Dataset items:
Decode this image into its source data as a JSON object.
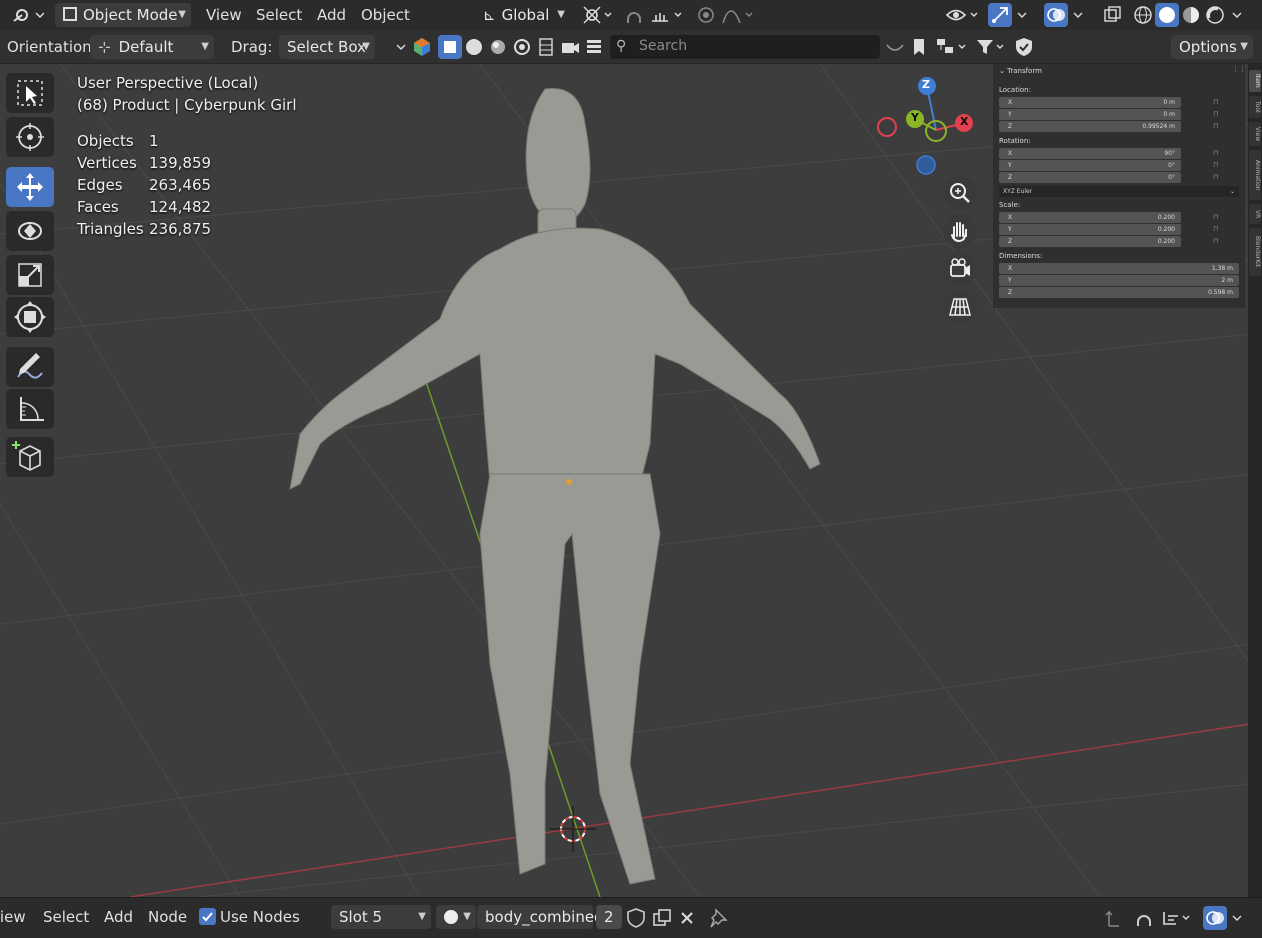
{
  "header": {
    "mode_label": "Object Mode",
    "menus": [
      "View",
      "Select",
      "Add",
      "Object"
    ],
    "transform_orientation": "Global"
  },
  "tool_settings": {
    "orientation_label": "Orientation:",
    "orientation_value": "Default",
    "drag_label": "Drag:",
    "drag_value": "Select Box",
    "search_placeholder": "Search",
    "options_label": "Options"
  },
  "viewport": {
    "perspective": "User Perspective (Local)",
    "object_info": "(68) Product | Cyberpunk Girl",
    "stats": [
      {
        "label": "Objects",
        "value": "1"
      },
      {
        "label": "Vertices",
        "value": "139,859"
      },
      {
        "label": "Edges",
        "value": "263,465"
      },
      {
        "label": "Faces",
        "value": "124,482"
      },
      {
        "label": "Triangles",
        "value": "236,875"
      }
    ],
    "gizmo": {
      "x": "X",
      "y": "Y",
      "z": "Z"
    }
  },
  "transform_panel": {
    "title": "Transform",
    "location_label": "Location:",
    "location": [
      {
        "k": "X",
        "v": "0 m"
      },
      {
        "k": "Y",
        "v": "0 m"
      },
      {
        "k": "Z",
        "v": "0.99524 m"
      }
    ],
    "rotation_label": "Rotation:",
    "rotation": [
      {
        "k": "X",
        "v": "90°"
      },
      {
        "k": "Y",
        "v": "0°"
      },
      {
        "k": "Z",
        "v": "0°"
      }
    ],
    "rotation_mode": "XYZ Euler",
    "scale_label": "Scale:",
    "scale": [
      {
        "k": "X",
        "v": "0.200"
      },
      {
        "k": "Y",
        "v": "0.200"
      },
      {
        "k": "Z",
        "v": "0.200"
      }
    ],
    "dimensions_label": "Dimensions:",
    "dimensions": [
      {
        "k": "X",
        "v": "1.38 m"
      },
      {
        "k": "Y",
        "v": "2 m"
      },
      {
        "k": "Z",
        "v": "0.598 m"
      }
    ]
  },
  "side_tabs": [
    "Item",
    "Tool",
    "View",
    "Animation",
    "VR",
    "BlenderKit"
  ],
  "footer": {
    "menus": [
      "View",
      "Select",
      "Add",
      "Node"
    ],
    "use_nodes_label": "Use Nodes",
    "slot_label": "Slot 5",
    "material_name": "body_combined",
    "user_count": "2"
  },
  "colors": {
    "accent": "#4a77c4",
    "axis_x": "#e0404f",
    "axis_y": "#8ab626",
    "axis_z": "#3d7fd7"
  }
}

What you have to do:
Pictures are excluded; copy all other data exactly as shown.

Solution for this problem:
Decode this image into its source data as a JSON object.
{
  "header": {
    "mode_label": "Object Mode",
    "menus": [
      "View",
      "Select",
      "Add",
      "Object"
    ],
    "transform_orientation": "Global"
  },
  "tool_settings": {
    "orientation_label": "Orientation:",
    "orientation_value": "Default",
    "drag_label": "Drag:",
    "drag_value": "Select Box",
    "search_placeholder": "Search",
    "options_label": "Options"
  },
  "viewport": {
    "perspective": "User Perspective (Local)",
    "object_info": "(68) Product | Cyberpunk Girl",
    "stats": [
      {
        "label": "Objects",
        "value": "1"
      },
      {
        "label": "Vertices",
        "value": "139,859"
      },
      {
        "label": "Edges",
        "value": "263,465"
      },
      {
        "label": "Faces",
        "value": "124,482"
      },
      {
        "label": "Triangles",
        "value": "236,875"
      }
    ],
    "gizmo": {
      "x": "X",
      "y": "Y",
      "z": "Z"
    }
  },
  "transform_panel": {
    "title": "Transform",
    "location_label": "Location:",
    "location": [
      {
        "k": "X",
        "v": "0 m"
      },
      {
        "k": "Y",
        "v": "0 m"
      },
      {
        "k": "Z",
        "v": "0.99524 m"
      }
    ],
    "rotation_label": "Rotation:",
    "rotation": [
      {
        "k": "X",
        "v": "90°"
      },
      {
        "k": "Y",
        "v": "0°"
      },
      {
        "k": "Z",
        "v": "0°"
      }
    ],
    "rotation_mode": "XYZ Euler",
    "scale_label": "Scale:",
    "scale": [
      {
        "k": "X",
        "v": "0.200"
      },
      {
        "k": "Y",
        "v": "0.200"
      },
      {
        "k": "Z",
        "v": "0.200"
      }
    ],
    "dimensions_label": "Dimensions:",
    "dimensions": [
      {
        "k": "X",
        "v": "1.38 m"
      },
      {
        "k": "Y",
        "v": "2 m"
      },
      {
        "k": "Z",
        "v": "0.598 m"
      }
    ]
  },
  "side_tabs": [
    "Item",
    "Tool",
    "View",
    "Animation",
    "VR",
    "BlenderKit"
  ],
  "footer": {
    "menus": [
      "View",
      "Select",
      "Add",
      "Node"
    ],
    "use_nodes_label": "Use Nodes",
    "slot_label": "Slot 5",
    "material_name": "body_combined",
    "user_count": "2"
  },
  "colors": {
    "accent": "#4a77c4",
    "axis_x": "#e0404f",
    "axis_y": "#8ab626",
    "axis_z": "#3d7fd7"
  }
}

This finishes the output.